> _Material for this exercise_
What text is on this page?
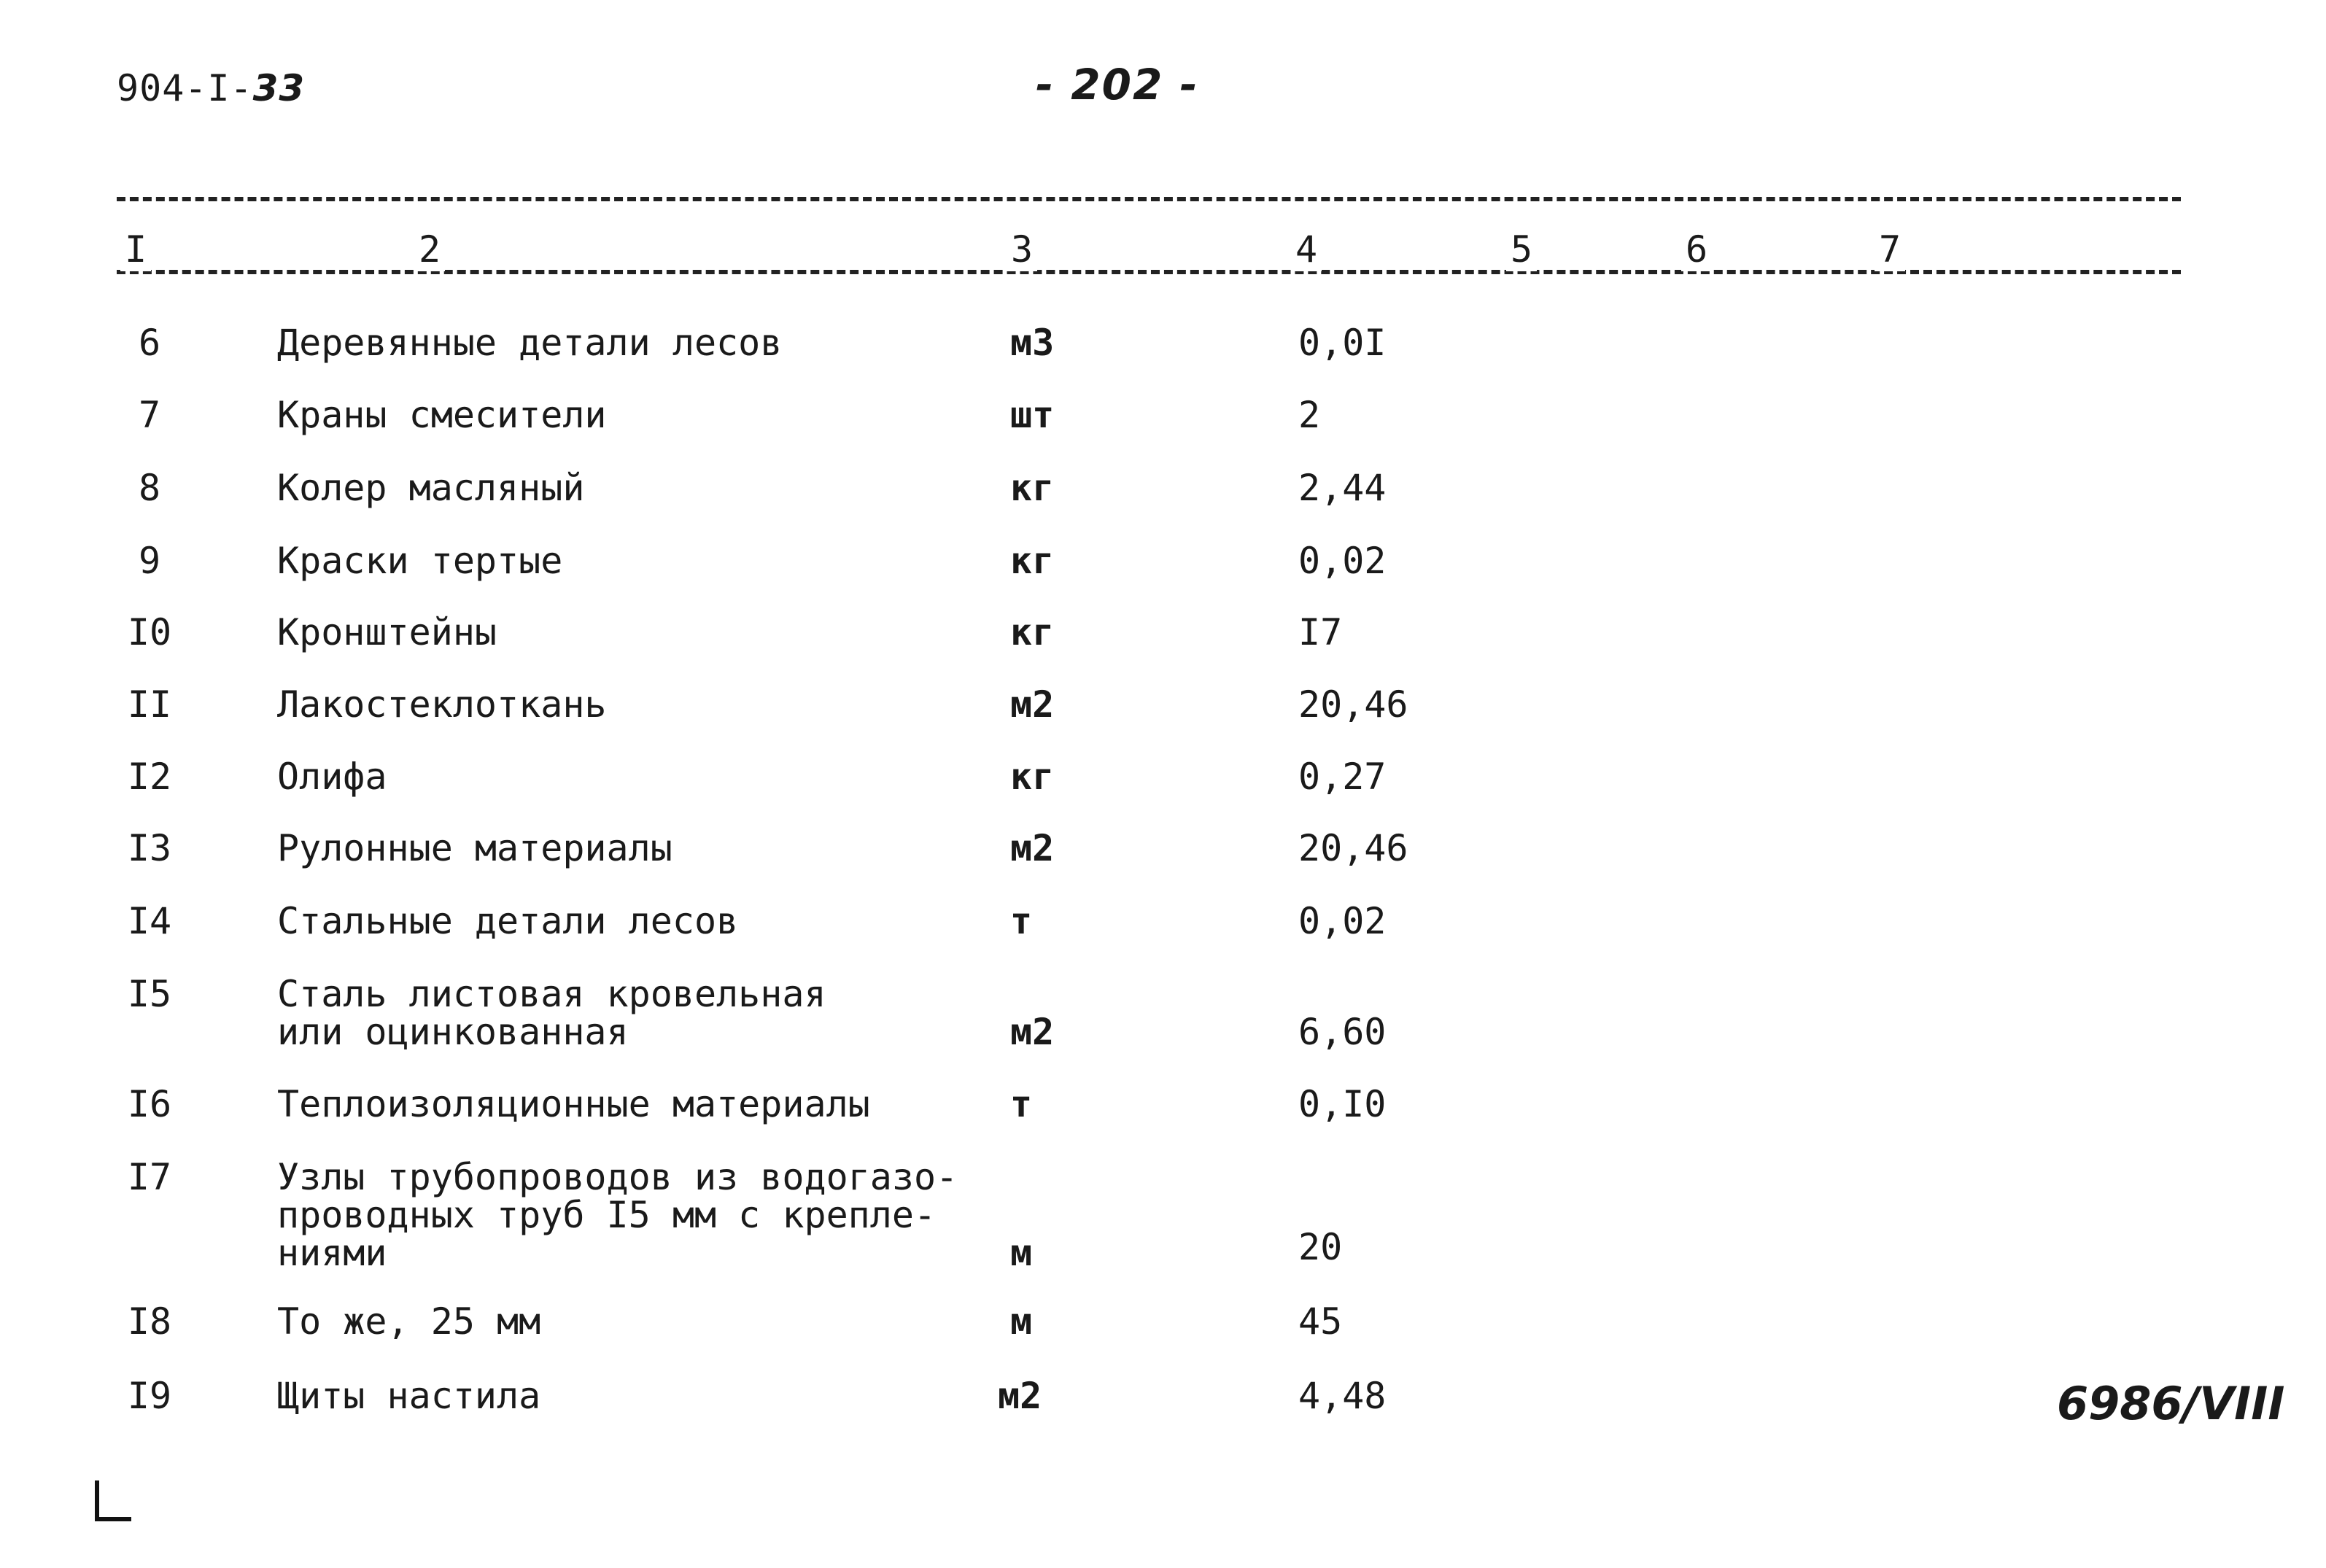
904-I-33	- 202 -
I	2	3	4	5	6	7
6	Деревянные детали лесов	м3	0,0I
7	Краны смесители	шт	2
8	Колер масляный	кг	2,44
9	Краски тертые	кг	0,02
I0	Кронштейны	кг	I7
II	Лакостеклоткань	м2	20,46
I2	Олифа	кг	0,27
I3	Рулонные материалы	м2	20,46
I4	Стальные детали лесов	т	0,02
I5	Сталь листовая кровельная
или оцинкованная	м2	6,60
I6	Теплоизоляционные материалы	т	0,I0
I7	Узлы трубопроводов из водогазо-
проводных труб I5 мм с крепле-
ниями	м	20
I8	То же, 25 мм	м	45
I9	Щиты настила	м2	4,48	6986/VIII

> _Aim of the exercise_
Print all of the entries word for word. Skip any images they contain.

> _Result of this exercise_
What text is on this page?
904-I-33	- 202 -
I	2	3	4	5	6	7
6	Деревянные детали лесов	м3	0,0I
7	Краны смесители	шт	2
8	Колер масляный	кг	2,44
9	Краски тертые	кг	0,02
I0	Кронштейны	кг	I7
II	Лакостеклоткань	м2	20,46
I2	Олифа	кг	0,27
I3	Рулонные материалы	м2	20,46
I4	Стальные детали лесов	т	0,02
I5	Сталь листовая кровельная
или оцинкованная	м2	6,60
I6	Теплоизоляционные материалы	т	0,I0
I7	Узлы трубопроводов из водогазо-
проводных труб I5 мм с крепле-
ниями	м	20
I8	То же, 25 мм	м	45
I9	Щиты настила	м2	4,48	6986/VIII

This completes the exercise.